→ Your objective
Go through the material and pull out every line with the string "JSON" in it.

→ Stored data entries
%%

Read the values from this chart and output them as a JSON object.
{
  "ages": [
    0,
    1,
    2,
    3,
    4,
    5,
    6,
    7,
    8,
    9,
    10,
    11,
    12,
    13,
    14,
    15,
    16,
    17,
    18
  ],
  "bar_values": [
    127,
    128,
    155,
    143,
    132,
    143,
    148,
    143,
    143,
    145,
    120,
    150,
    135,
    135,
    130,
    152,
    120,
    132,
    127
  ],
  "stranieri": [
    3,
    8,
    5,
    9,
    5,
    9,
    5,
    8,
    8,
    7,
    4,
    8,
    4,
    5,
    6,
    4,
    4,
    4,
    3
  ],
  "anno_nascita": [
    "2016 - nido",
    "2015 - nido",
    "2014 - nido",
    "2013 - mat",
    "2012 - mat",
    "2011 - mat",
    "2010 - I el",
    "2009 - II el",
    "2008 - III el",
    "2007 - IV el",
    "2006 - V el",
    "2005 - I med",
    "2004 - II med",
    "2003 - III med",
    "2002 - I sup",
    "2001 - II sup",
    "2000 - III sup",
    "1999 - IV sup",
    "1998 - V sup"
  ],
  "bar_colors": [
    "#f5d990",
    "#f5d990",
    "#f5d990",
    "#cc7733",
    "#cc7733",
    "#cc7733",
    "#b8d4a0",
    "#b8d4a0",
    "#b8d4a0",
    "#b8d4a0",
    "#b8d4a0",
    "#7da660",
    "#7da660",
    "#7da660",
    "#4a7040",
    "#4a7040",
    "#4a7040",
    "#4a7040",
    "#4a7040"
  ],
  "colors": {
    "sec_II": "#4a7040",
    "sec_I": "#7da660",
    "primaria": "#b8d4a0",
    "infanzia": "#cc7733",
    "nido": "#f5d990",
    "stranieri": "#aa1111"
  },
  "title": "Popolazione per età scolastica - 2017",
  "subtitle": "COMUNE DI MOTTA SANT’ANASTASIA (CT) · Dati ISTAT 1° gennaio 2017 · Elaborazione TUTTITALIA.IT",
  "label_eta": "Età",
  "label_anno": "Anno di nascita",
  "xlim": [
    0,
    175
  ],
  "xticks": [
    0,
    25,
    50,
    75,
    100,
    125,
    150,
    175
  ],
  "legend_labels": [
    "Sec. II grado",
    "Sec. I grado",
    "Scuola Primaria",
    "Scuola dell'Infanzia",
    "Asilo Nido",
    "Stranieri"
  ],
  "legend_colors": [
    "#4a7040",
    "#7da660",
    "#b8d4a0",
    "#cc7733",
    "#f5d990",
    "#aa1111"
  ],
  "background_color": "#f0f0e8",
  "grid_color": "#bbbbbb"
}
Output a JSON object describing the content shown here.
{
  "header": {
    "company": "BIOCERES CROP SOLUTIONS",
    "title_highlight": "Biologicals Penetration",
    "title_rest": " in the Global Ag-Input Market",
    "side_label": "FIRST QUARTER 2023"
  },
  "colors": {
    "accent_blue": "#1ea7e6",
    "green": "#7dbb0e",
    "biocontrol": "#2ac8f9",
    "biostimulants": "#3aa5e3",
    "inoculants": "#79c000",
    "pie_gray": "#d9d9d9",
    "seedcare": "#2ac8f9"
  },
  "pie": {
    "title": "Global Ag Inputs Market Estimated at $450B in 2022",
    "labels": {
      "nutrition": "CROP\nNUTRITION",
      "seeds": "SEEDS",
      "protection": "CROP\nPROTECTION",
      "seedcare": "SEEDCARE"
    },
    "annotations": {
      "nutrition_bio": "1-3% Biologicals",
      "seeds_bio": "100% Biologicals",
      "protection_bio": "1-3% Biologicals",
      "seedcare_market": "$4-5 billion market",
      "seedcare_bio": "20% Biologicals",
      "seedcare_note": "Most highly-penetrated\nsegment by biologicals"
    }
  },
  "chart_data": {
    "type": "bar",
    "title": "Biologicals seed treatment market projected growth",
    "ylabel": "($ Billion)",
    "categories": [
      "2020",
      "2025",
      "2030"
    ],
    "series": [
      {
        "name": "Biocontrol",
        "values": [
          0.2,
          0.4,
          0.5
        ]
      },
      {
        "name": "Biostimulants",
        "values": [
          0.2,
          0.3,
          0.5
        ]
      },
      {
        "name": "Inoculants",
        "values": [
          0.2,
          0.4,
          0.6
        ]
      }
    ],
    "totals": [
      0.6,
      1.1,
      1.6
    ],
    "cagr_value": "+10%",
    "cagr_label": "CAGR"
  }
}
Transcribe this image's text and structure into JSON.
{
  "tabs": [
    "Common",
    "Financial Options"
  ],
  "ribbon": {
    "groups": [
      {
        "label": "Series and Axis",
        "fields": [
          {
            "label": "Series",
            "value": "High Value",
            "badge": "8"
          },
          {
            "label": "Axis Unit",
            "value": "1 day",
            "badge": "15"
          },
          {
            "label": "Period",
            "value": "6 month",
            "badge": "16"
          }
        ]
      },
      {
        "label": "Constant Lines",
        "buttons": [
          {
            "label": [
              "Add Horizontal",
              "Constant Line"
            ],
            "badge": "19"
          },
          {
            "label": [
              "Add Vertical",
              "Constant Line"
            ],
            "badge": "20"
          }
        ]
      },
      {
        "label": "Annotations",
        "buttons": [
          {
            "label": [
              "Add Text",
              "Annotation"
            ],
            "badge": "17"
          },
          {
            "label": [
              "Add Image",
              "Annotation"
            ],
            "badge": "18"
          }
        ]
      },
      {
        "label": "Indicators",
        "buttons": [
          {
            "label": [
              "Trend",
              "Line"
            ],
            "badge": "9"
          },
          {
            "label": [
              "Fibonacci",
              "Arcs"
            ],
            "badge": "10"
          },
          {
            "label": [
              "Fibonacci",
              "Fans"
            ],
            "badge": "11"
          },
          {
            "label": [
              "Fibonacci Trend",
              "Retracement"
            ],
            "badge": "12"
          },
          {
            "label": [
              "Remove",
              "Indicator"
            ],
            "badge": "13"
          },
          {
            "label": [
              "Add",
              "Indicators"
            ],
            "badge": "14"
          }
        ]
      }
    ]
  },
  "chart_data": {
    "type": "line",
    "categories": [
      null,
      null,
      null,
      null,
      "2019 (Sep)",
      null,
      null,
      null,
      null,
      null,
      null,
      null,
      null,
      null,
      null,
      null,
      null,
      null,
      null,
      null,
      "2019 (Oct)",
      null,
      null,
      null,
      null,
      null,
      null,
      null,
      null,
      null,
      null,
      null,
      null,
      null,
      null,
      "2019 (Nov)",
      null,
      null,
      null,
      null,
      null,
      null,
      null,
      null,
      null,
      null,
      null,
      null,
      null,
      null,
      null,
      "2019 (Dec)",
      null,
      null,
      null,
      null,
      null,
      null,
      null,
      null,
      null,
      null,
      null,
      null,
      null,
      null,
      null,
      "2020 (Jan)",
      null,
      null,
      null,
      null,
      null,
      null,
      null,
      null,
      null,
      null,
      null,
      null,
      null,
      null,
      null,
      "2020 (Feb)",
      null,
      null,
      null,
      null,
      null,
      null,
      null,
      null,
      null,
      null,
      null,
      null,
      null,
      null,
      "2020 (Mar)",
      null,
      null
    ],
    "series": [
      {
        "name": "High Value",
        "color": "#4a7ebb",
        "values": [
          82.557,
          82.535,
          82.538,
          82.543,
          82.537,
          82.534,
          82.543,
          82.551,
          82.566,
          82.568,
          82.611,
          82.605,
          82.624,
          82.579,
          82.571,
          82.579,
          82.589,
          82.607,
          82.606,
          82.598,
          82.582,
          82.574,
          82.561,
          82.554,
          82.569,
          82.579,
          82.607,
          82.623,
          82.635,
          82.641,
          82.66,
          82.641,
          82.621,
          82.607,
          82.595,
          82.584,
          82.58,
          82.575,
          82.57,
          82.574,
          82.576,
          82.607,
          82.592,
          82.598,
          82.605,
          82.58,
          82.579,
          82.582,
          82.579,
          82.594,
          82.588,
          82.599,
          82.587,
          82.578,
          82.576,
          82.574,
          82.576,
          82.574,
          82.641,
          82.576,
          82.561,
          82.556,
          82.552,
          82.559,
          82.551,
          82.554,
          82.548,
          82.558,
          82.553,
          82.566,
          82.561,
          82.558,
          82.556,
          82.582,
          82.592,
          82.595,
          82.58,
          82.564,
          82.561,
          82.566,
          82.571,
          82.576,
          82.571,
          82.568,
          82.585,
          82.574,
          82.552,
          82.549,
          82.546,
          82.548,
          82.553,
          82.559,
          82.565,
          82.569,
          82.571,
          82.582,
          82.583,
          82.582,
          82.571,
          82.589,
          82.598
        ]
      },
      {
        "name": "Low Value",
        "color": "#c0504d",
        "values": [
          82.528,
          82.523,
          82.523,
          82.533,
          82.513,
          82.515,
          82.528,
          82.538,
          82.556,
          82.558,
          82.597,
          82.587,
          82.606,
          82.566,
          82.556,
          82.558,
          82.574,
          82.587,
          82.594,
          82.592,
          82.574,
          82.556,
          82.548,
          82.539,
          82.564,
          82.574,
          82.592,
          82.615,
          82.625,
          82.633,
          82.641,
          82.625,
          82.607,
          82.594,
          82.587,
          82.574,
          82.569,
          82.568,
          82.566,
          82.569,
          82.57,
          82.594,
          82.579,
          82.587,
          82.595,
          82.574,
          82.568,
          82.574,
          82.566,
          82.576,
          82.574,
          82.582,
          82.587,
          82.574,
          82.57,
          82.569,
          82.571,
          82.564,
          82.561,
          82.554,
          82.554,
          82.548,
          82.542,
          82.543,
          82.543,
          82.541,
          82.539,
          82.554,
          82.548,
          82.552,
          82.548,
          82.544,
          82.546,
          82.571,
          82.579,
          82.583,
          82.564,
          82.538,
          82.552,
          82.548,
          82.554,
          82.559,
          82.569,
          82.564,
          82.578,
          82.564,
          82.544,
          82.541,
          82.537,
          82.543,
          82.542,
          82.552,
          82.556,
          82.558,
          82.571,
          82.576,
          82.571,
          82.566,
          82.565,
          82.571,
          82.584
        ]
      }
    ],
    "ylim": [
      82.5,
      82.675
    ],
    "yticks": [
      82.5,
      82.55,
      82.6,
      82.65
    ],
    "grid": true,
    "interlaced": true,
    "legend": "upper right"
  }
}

%%

→ Expected output
Read the values from this chart and output them as a JSON object.
Output a JSON object describing the content shown here.
Transcribe this image's text and structure into JSON.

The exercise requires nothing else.